### Given exercise
Copy everything in the listing below word for word, apart from any images.

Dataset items
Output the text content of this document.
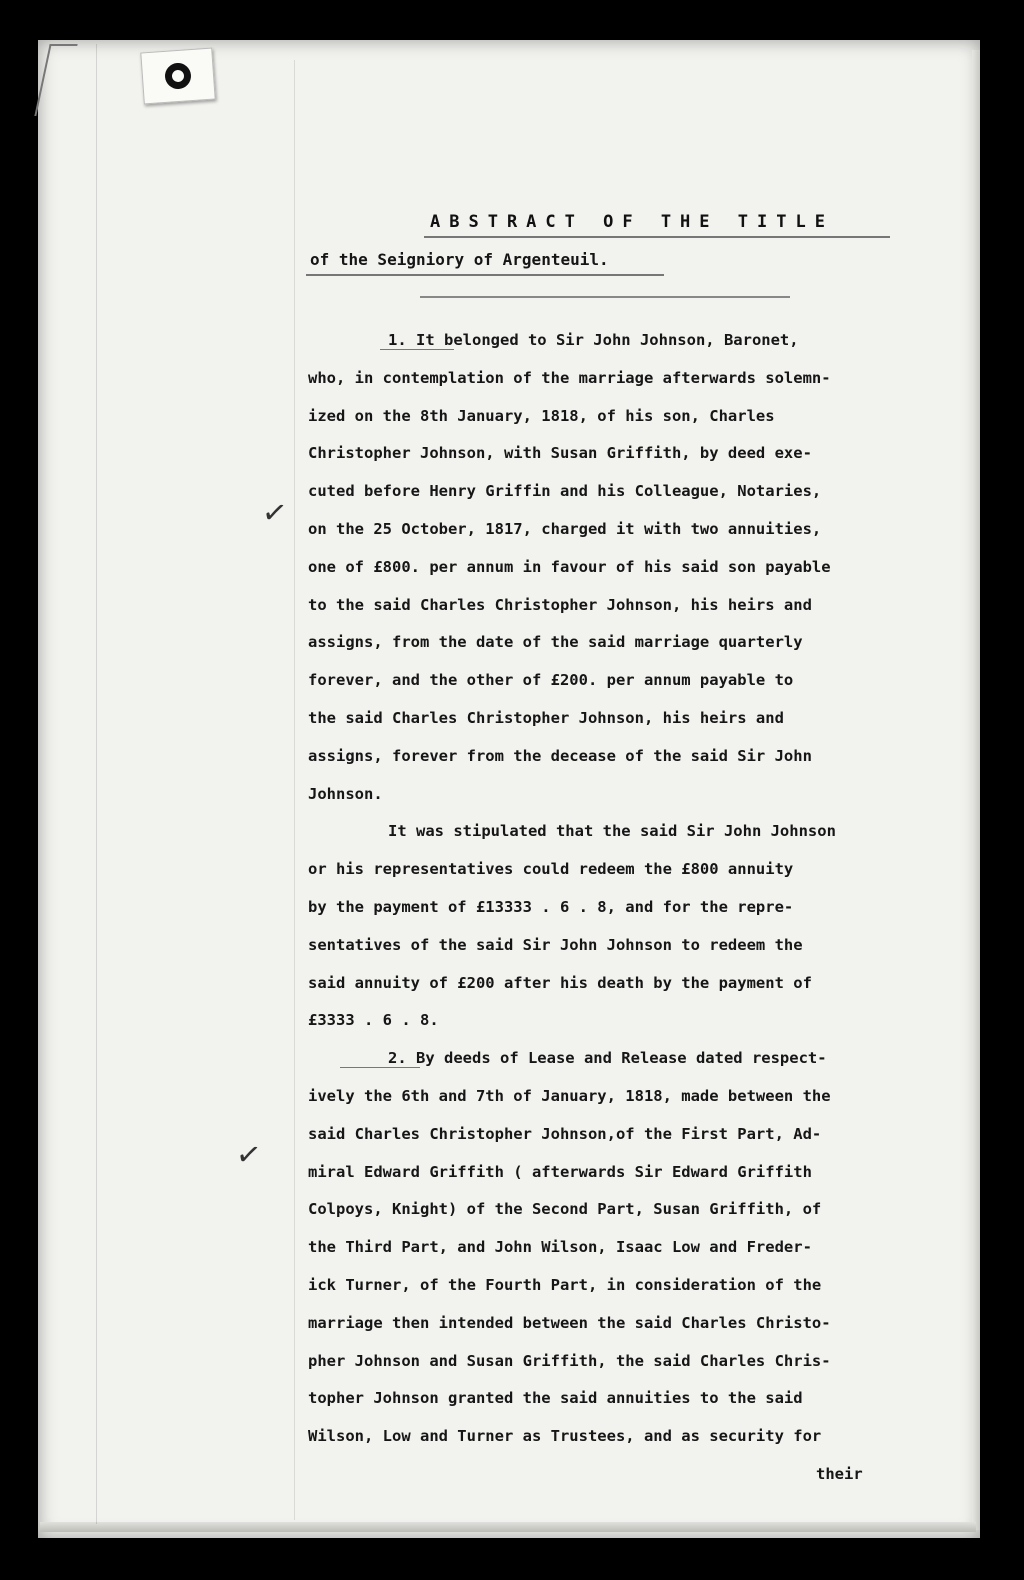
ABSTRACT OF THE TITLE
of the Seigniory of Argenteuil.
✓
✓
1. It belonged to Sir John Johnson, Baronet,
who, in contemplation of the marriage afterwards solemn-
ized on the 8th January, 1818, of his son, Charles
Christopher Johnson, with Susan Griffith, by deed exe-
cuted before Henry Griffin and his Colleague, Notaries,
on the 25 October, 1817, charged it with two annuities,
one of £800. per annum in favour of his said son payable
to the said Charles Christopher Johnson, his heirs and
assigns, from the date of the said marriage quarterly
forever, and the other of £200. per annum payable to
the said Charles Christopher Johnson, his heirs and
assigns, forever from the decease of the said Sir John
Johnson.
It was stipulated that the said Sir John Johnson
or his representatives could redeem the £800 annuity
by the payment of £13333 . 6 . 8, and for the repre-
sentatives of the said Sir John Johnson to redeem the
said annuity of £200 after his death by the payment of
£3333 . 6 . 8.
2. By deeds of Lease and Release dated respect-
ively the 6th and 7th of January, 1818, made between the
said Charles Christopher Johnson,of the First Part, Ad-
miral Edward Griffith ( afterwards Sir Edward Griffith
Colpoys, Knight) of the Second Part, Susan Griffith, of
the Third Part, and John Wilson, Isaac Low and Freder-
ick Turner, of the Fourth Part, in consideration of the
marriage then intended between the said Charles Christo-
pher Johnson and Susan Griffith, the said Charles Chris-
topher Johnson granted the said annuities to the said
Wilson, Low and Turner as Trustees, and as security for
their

### Exercise response
Output the text content of this document.
ABSTRACT OF THE TITLE
of the Seigniory of Argenteuil.
✓
✓
1. It belonged to Sir John Johnson, Baronet,
who, in contemplation of the marriage afterwards solemn-
ized on the 8th January, 1818, of his son, Charles
Christopher Johnson, with Susan Griffith, by deed exe-
cuted before Henry Griffin and his Colleague, Notaries,
on the 25 October, 1817, charged it with two annuities,
one of £800. per annum in favour of his said son payable
to the said Charles Christopher Johnson, his heirs and
assigns, from the date of the said marriage quarterly
forever, and the other of £200. per annum payable to
the said Charles Christopher Johnson, his heirs and
assigns, forever from the decease of the said Sir John
Johnson.
It was stipulated that the said Sir John Johnson
or his representatives could redeem the £800 annuity
by the payment of £13333 . 6 . 8, and for the repre-
sentatives of the said Sir John Johnson to redeem the
said annuity of £200 after his death by the payment of
£3333 . 6 . 8.
2. By deeds of Lease and Release dated respect-
ively the 6th and 7th of January, 1818, made between the
said Charles Christopher Johnson,of the First Part, Ad-
miral Edward Griffith ( afterwards Sir Edward Griffith
Colpoys, Knight) of the Second Part, Susan Griffith, of
the Third Part, and John Wilson, Isaac Low and Freder-
ick Turner, of the Fourth Part, in consideration of the
marriage then intended between the said Charles Christo-
pher Johnson and Susan Griffith, the said Charles Chris-
topher Johnson granted the said annuities to the said
Wilson, Low and Turner as Trustees, and as security for
their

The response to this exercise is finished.